### Description of the task:
Below is a listing to transcribe in full and exactly; keep the pictures out.
◇ ◇ ◇ ◇
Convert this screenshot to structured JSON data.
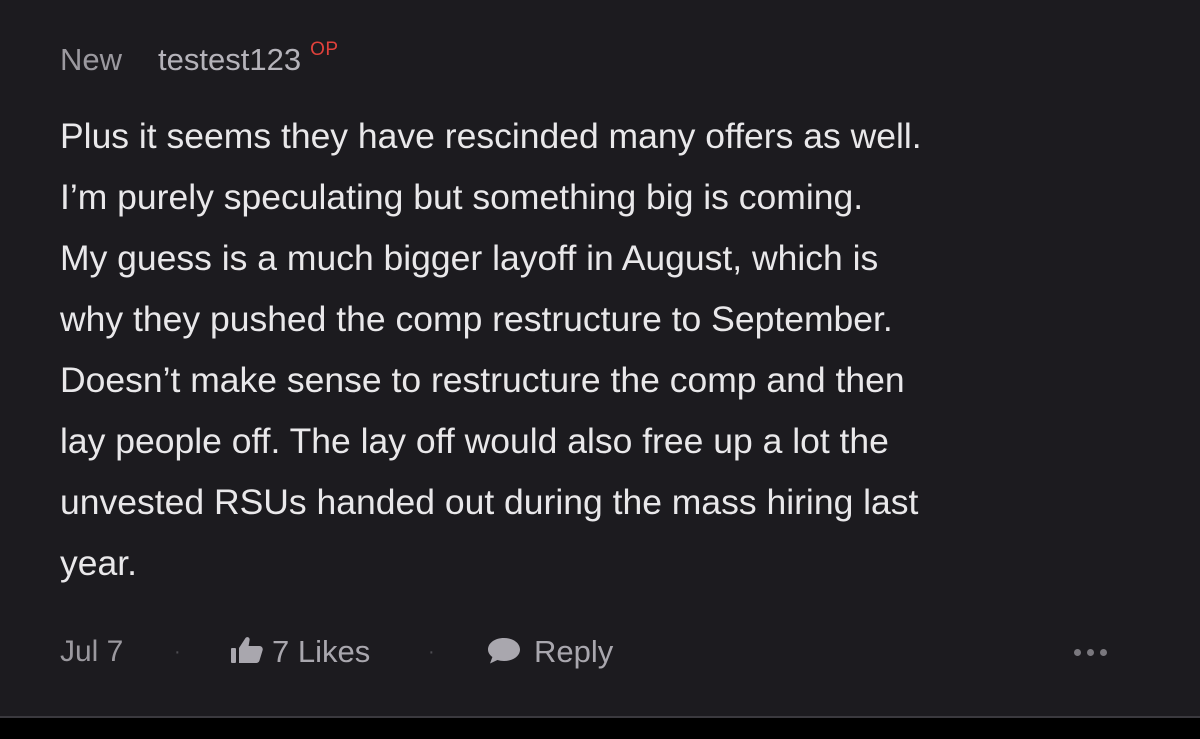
{
  "comment": {
    "board_tag": "New",
    "author": "testest123",
    "author_badge": "OP",
    "body_lines": [
      "Plus it seems they have rescinded many offers as well.",
      "I’m purely speculating but something big is coming.",
      "My guess is a much bigger layoff in August, which is",
      "why they pushed the comp restructure to September.",
      "Doesn’t make sense to restructure the comp and then",
      "lay people off. The lay off would also free up a lot the",
      "unvested RSUs handed out during the mass hiring last",
      "year."
    ],
    "date": "Jul 7",
    "separator": "·",
    "likes_label": "7 Likes",
    "reply_label": "Reply",
    "icons": {
      "like": "thumbs-up-icon",
      "reply": "speech-bubble-icon",
      "more": "more-dots-icon"
    }
  },
  "colors": {
    "background": "#1c1b1f",
    "body_text": "#e9e8ea",
    "muted_text": "#9b999f",
    "op_badge": "#e0413b"
  }
}
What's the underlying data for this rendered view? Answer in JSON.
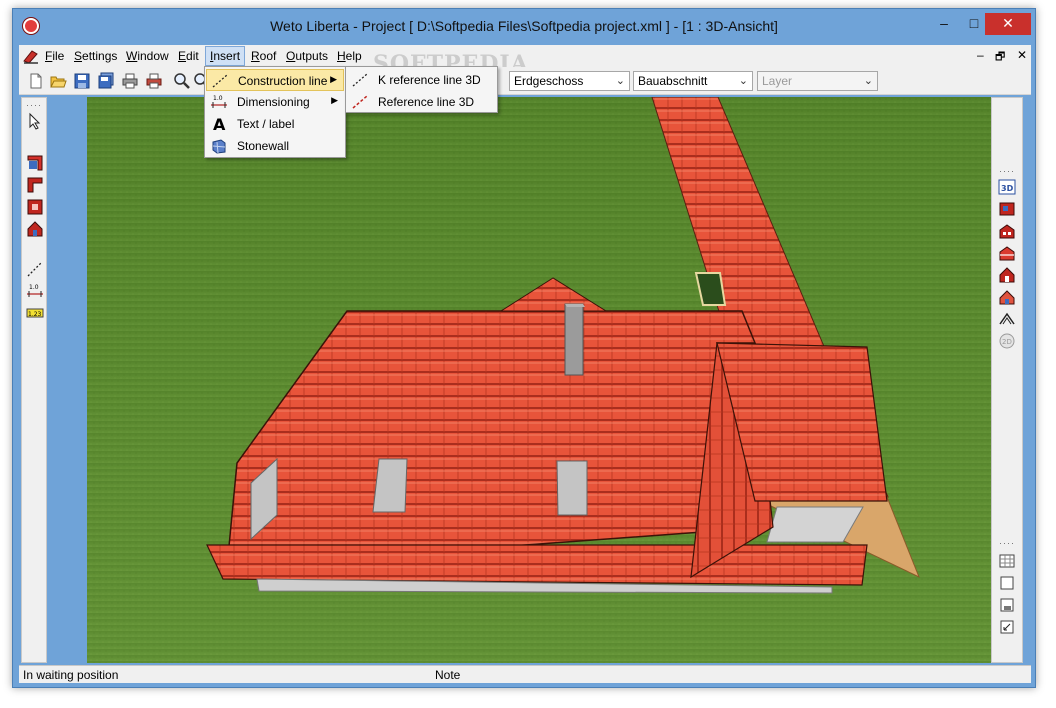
◇ ◇ ◇ ◇
### Written response:
Convert this screenshot to structured JSON data.
{
  "comment": {
    "board_tag": "New",
    "author": "testest123",
    "author_badge": "OP",
    "body_lines": [
      "Plus it seems they have rescinded many offers as well.",
      "I’m purely speculating but something big is coming.",
      "My guess is a much bigger layoff in August, which is",
      "why they pushed the comp restructure to September.",
      "Doesn’t make sense to restructure the comp and then",
      "lay people off. The lay off would also free up a lot the",
      "unvested RSUs handed out during the mass hiring last",
      "year."
    ],
    "date": "Jul 7",
    "separator": "·",
    "likes_label": "7 Likes",
    "reply_label": "Reply",
    "icons": {
      "like": "thumbs-up-icon",
      "reply": "speech-bubble-icon",
      "more": "more-dots-icon"
    }
  },
  "colors": {
    "background": "#1c1b1f",
    "body_text": "#e9e8ea",
    "muted_text": "#9b999f",
    "op_badge": "#e0413b"
  }
}
What's the underlying data for this rendered view? Answer in JSON.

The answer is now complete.